-- Start of Extracted data --

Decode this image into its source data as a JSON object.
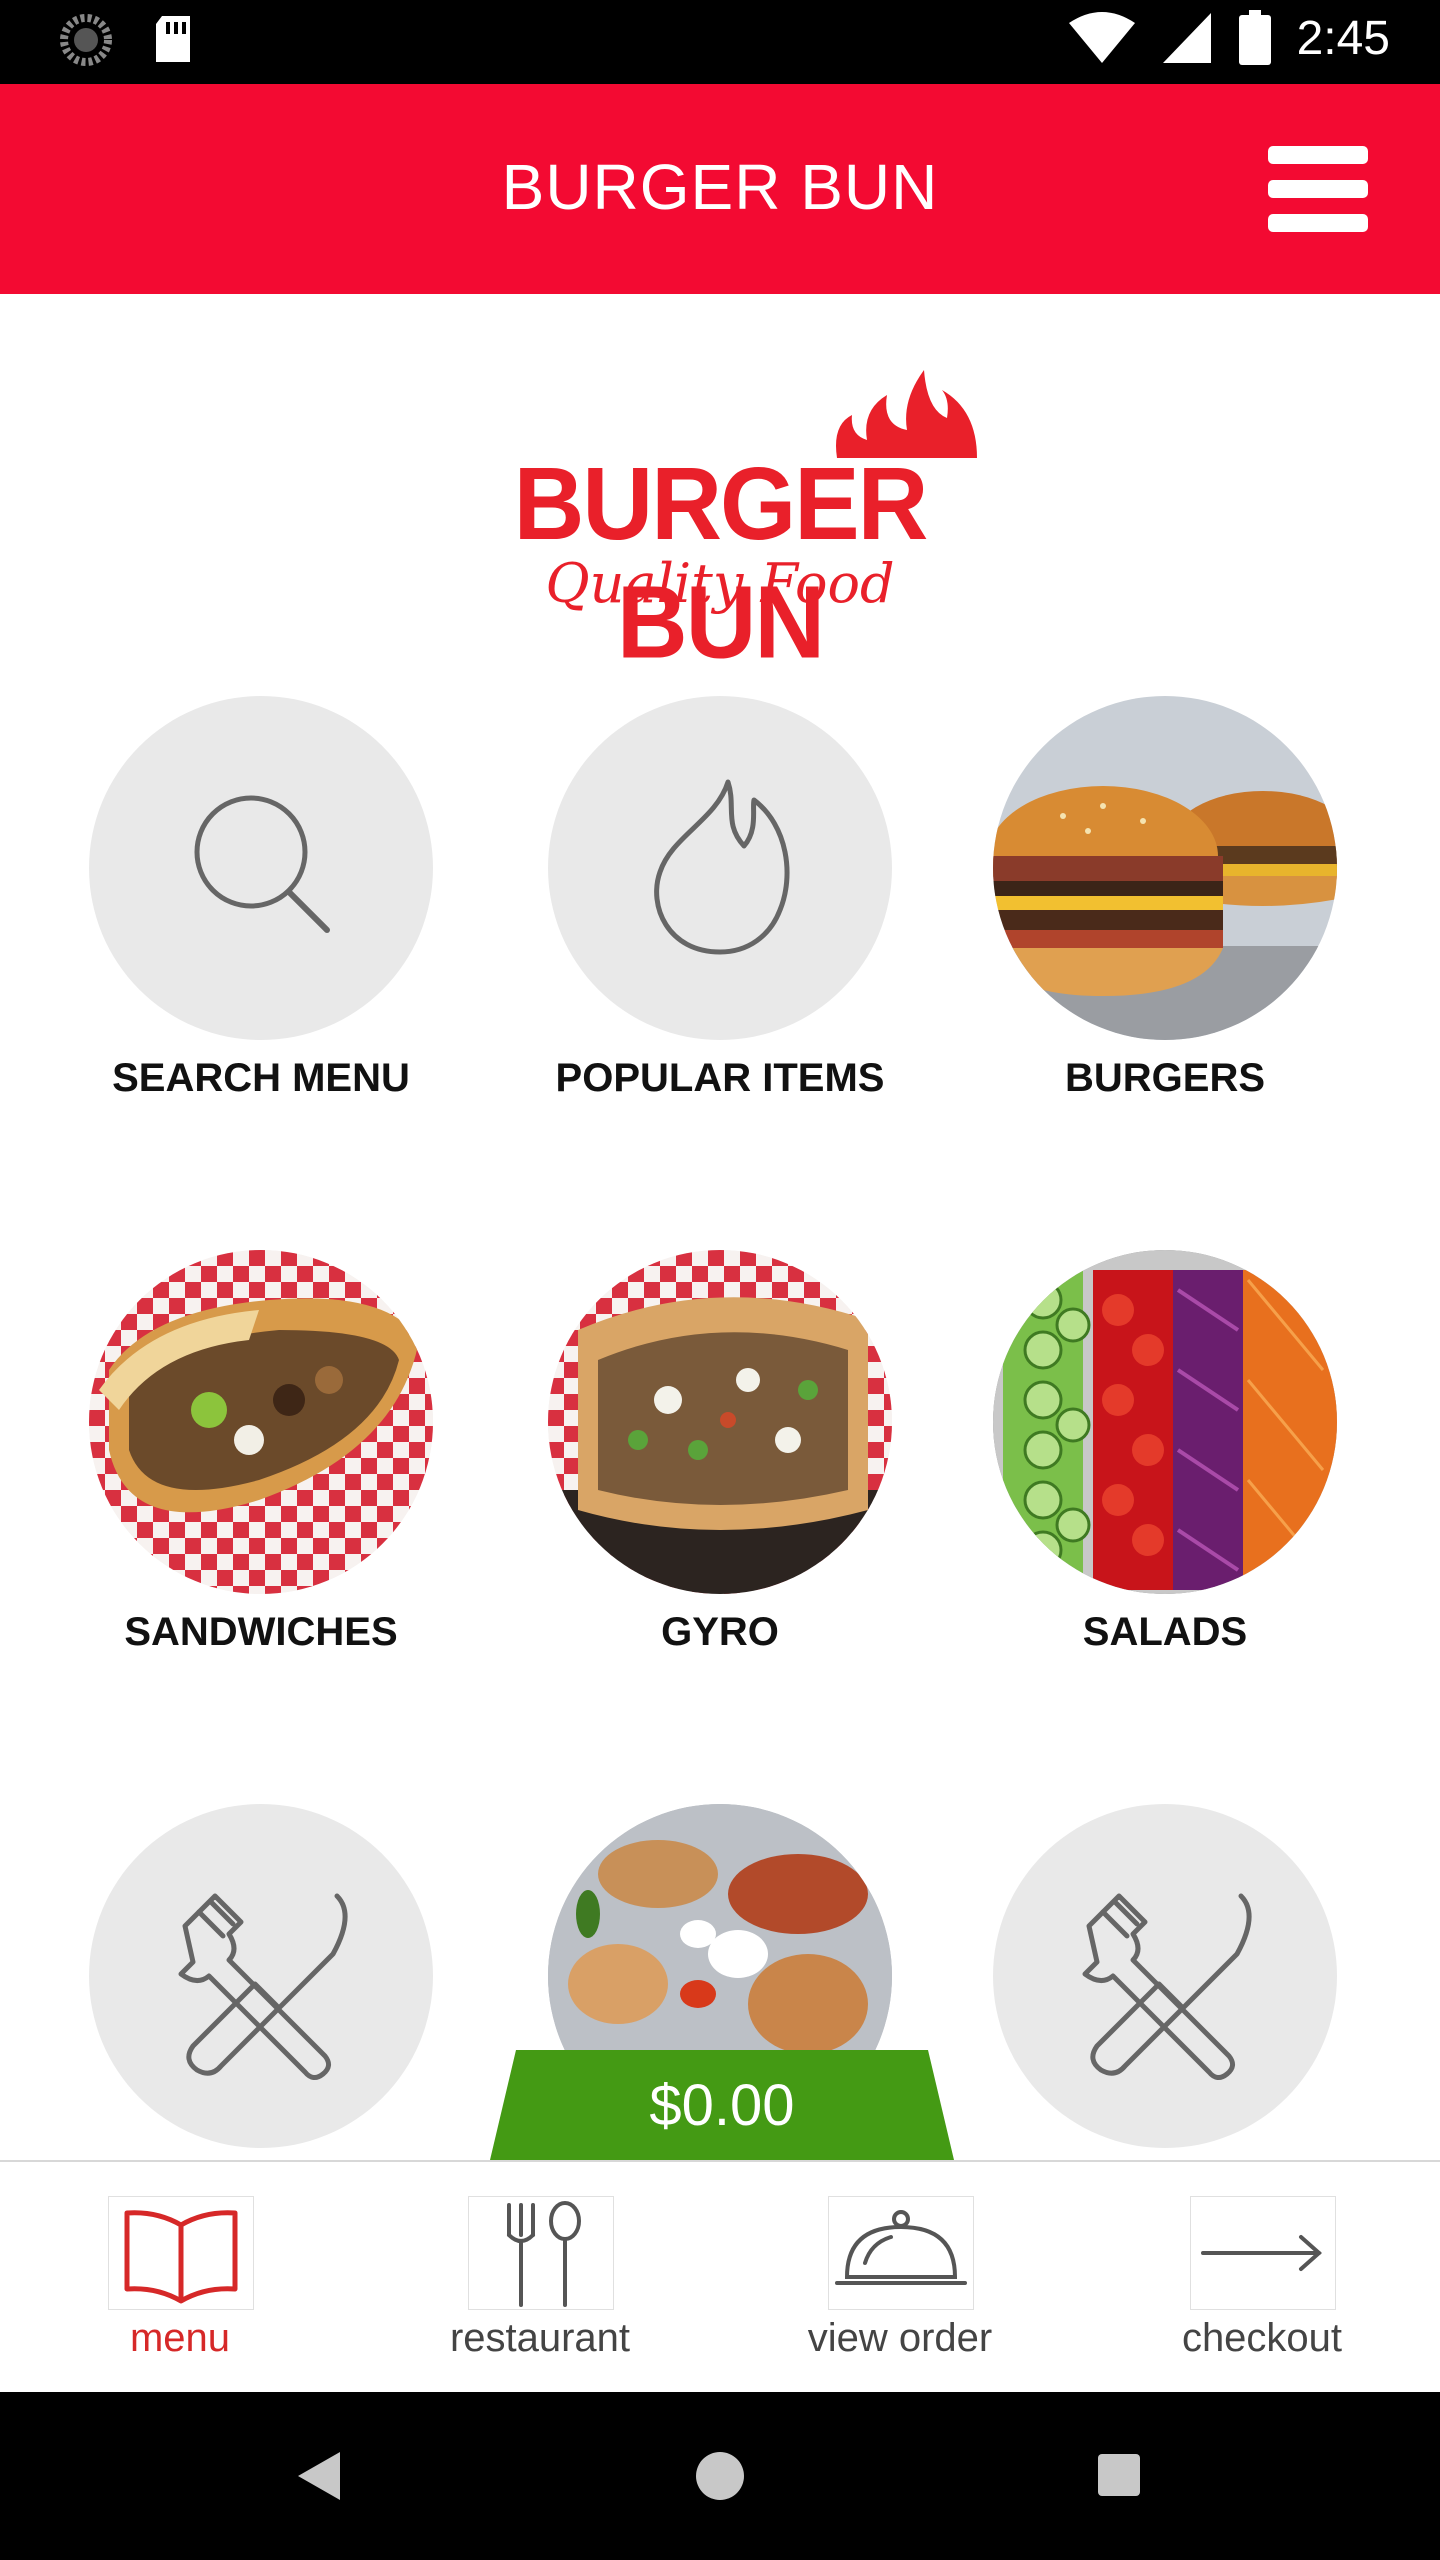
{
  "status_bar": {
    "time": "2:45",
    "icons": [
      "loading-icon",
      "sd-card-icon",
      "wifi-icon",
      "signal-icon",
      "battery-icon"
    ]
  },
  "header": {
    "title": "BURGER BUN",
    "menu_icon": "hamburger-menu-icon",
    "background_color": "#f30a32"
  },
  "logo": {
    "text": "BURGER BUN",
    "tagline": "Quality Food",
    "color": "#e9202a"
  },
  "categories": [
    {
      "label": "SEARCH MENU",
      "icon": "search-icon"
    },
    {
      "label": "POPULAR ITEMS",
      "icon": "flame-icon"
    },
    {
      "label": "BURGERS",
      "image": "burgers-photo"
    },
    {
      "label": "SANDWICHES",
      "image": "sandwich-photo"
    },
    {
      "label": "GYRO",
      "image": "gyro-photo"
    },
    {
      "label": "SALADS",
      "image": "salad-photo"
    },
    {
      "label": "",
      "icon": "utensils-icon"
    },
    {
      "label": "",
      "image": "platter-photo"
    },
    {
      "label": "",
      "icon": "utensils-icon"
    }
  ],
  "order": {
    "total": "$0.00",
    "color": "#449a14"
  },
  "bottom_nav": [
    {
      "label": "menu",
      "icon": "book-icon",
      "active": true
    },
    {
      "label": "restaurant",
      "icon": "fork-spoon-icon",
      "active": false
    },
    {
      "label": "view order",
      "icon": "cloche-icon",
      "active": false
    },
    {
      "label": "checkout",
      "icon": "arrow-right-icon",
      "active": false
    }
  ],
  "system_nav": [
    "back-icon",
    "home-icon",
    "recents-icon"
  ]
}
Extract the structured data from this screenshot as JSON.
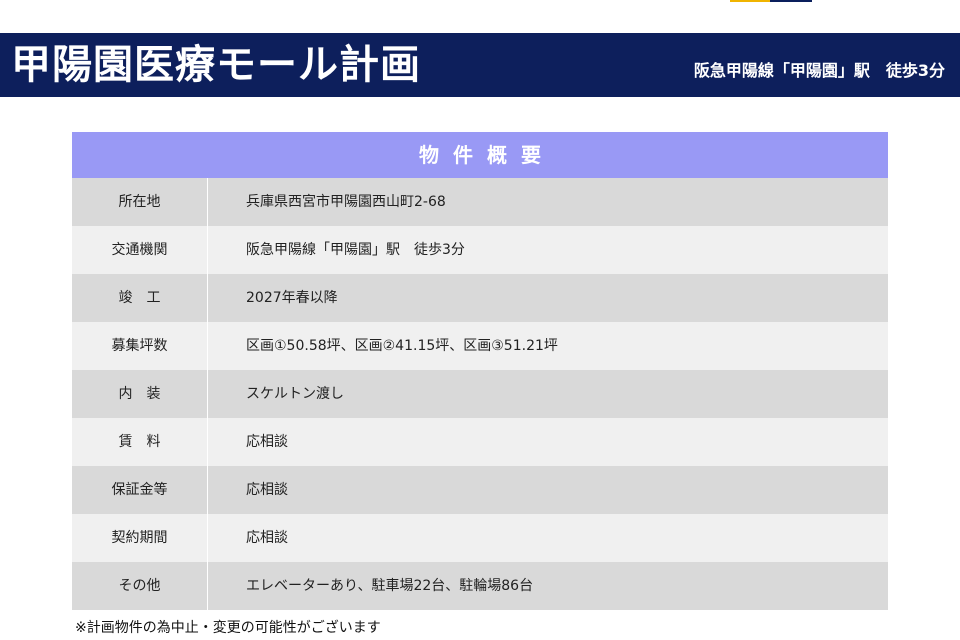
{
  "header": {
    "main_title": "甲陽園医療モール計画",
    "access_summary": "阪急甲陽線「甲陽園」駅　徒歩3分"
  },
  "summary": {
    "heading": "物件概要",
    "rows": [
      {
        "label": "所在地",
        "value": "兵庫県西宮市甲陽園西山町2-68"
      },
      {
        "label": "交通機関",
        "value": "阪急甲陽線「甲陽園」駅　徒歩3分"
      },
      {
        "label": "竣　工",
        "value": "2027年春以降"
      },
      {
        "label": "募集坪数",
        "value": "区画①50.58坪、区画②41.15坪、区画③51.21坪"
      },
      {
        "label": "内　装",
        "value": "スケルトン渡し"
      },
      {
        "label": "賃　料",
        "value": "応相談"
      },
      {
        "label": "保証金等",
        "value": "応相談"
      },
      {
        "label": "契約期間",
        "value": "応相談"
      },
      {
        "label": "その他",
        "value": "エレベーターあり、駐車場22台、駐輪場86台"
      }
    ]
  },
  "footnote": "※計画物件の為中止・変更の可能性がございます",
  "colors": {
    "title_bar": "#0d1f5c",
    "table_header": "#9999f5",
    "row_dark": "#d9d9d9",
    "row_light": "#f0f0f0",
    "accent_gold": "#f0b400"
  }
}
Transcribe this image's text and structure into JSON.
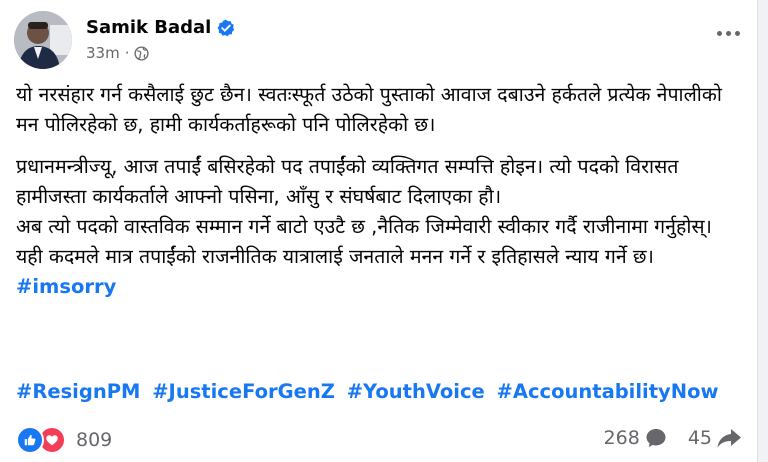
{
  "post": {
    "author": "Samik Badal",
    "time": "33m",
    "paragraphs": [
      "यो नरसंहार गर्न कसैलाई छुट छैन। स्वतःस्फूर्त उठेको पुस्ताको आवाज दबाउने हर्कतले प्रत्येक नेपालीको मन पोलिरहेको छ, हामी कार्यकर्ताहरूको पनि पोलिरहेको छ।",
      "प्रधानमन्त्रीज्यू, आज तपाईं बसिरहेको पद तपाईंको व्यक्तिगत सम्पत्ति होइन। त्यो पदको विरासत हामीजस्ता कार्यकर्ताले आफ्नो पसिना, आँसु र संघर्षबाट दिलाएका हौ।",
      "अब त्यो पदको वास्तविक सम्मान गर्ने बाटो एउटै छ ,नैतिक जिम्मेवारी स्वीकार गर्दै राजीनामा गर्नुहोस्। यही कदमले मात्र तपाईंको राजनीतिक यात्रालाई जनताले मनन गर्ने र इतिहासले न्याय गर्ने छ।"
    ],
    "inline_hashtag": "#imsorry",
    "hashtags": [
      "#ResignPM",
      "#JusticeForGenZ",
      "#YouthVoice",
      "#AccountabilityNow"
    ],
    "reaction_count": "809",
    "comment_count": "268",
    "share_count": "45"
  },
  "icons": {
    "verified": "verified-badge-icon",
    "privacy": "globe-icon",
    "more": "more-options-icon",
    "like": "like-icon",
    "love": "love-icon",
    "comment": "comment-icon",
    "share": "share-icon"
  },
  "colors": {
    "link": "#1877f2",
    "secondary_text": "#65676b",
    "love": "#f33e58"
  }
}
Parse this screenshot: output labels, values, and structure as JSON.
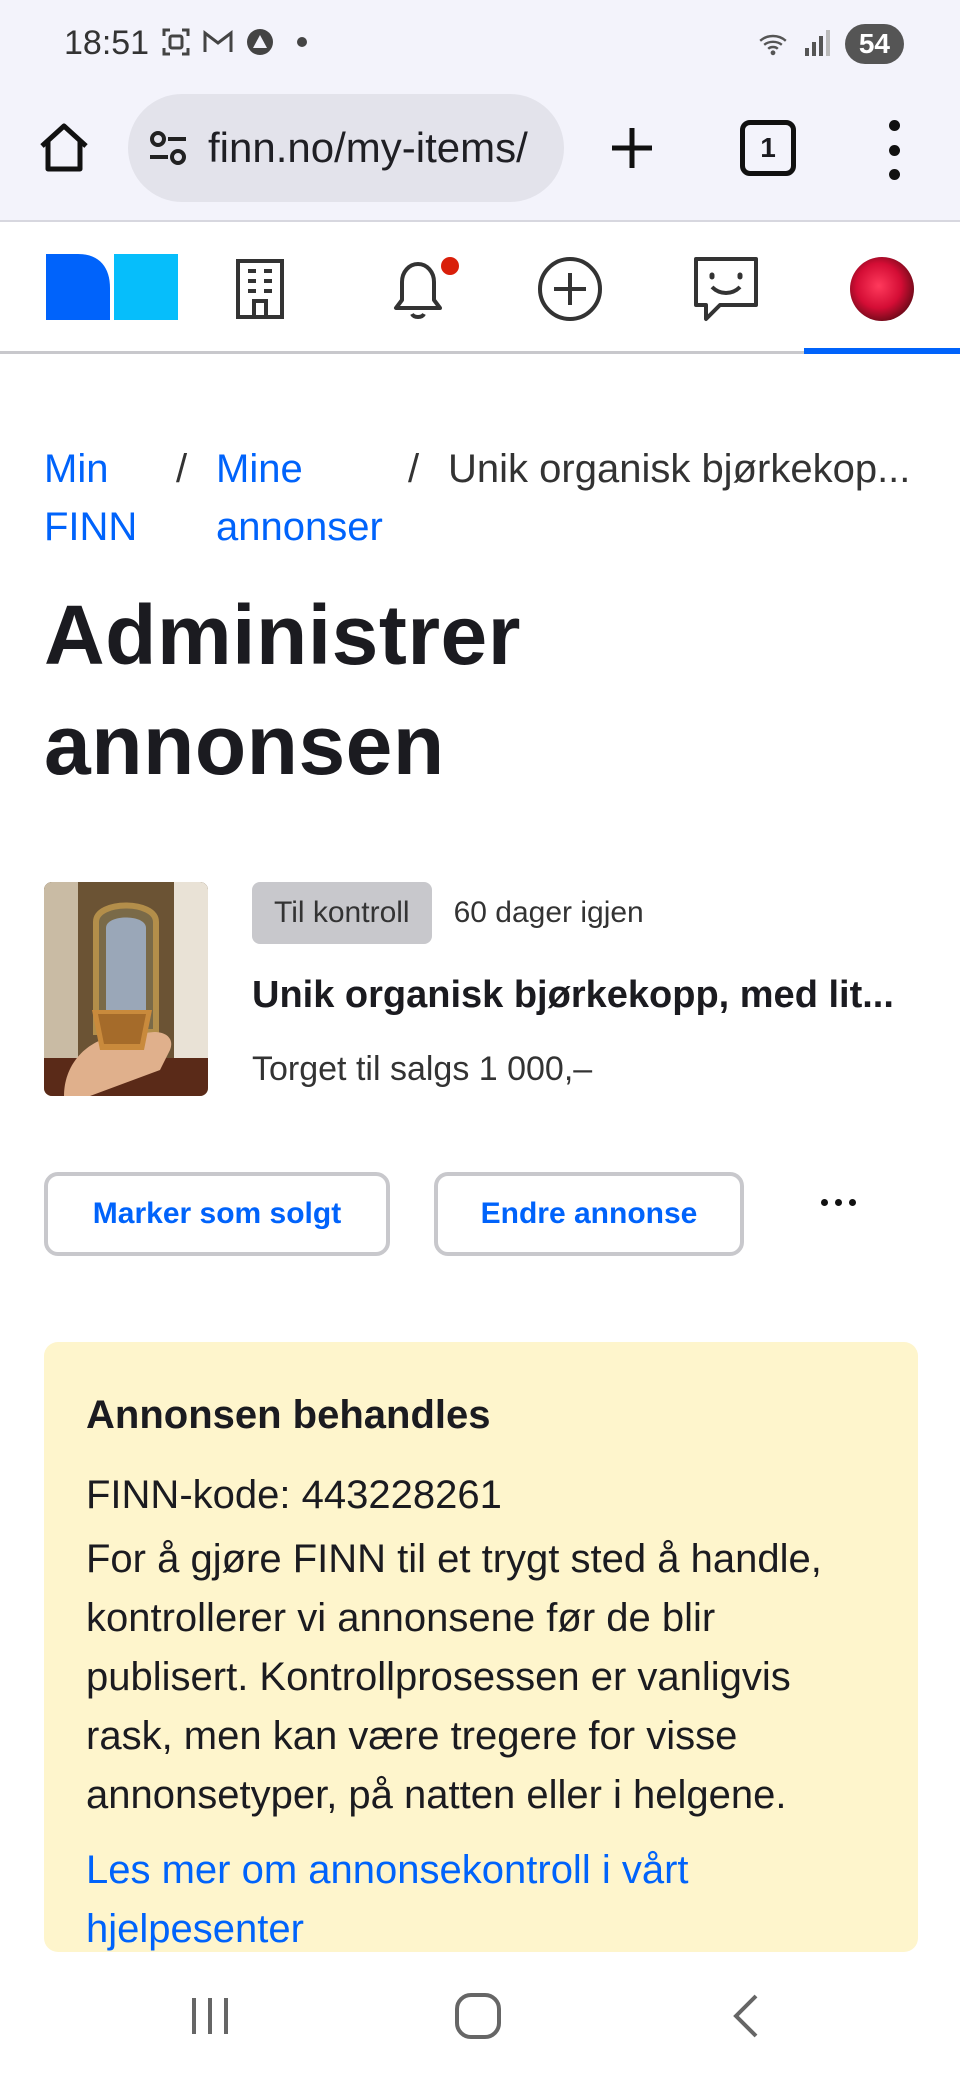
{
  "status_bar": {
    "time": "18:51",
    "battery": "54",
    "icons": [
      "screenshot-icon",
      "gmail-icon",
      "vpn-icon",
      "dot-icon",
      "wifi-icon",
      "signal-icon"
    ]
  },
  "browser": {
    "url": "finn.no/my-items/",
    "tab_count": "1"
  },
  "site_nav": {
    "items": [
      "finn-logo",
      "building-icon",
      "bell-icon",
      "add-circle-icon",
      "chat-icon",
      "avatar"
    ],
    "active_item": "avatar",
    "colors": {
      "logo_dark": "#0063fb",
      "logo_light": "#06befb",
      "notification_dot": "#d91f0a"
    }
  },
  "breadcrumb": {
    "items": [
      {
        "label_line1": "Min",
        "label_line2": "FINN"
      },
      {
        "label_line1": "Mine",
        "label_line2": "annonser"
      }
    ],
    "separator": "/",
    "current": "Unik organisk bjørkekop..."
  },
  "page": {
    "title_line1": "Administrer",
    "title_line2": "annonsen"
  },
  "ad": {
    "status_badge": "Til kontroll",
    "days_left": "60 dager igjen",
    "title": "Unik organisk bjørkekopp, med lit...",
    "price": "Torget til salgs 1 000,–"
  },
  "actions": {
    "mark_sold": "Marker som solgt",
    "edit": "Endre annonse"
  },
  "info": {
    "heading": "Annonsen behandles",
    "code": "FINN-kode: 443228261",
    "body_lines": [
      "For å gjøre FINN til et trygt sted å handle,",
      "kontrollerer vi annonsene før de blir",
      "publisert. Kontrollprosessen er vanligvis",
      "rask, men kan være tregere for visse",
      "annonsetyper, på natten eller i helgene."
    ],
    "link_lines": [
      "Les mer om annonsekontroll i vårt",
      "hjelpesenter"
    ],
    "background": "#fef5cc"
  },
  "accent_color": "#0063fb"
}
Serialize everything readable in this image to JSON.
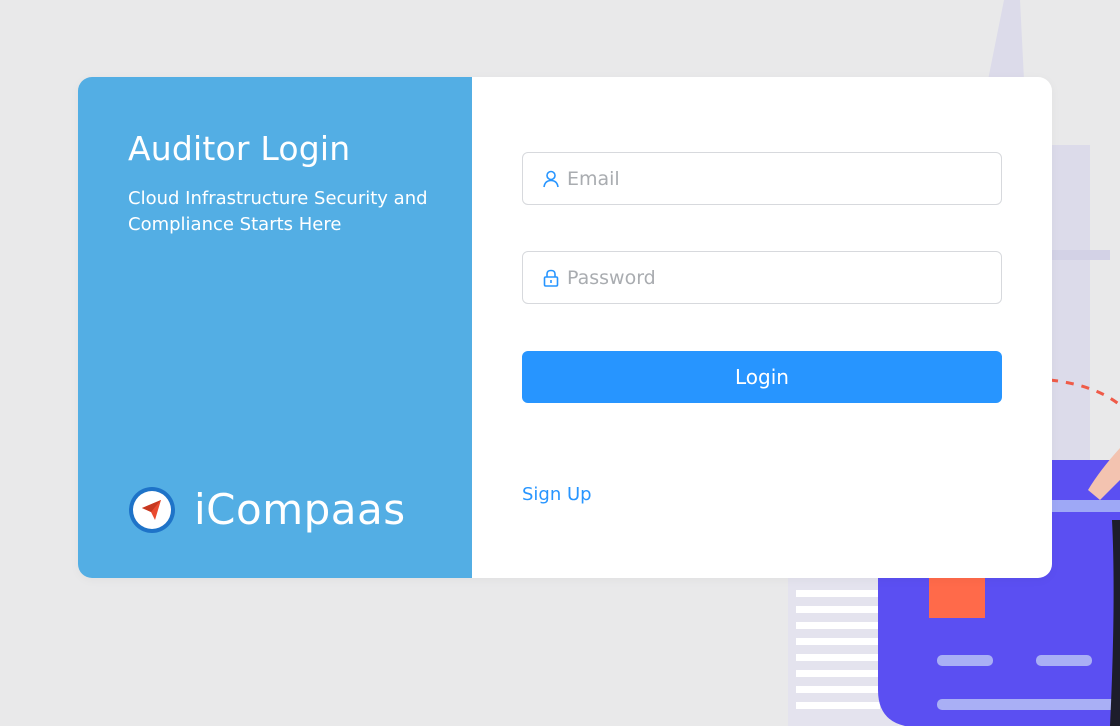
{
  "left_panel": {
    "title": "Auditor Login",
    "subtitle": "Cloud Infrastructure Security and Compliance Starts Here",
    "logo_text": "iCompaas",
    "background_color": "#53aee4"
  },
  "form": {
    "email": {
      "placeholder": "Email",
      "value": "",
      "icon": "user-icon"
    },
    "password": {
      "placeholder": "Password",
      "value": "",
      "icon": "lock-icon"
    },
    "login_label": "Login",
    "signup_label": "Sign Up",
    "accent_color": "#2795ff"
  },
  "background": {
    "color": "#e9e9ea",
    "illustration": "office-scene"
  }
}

-- End of Extracted data --

■ Problem statement ■
Select the lines that carry the string "Login" and copy them.

■ Problem solution ■
    "title": "Auditor Login",
    "login_label": "Login",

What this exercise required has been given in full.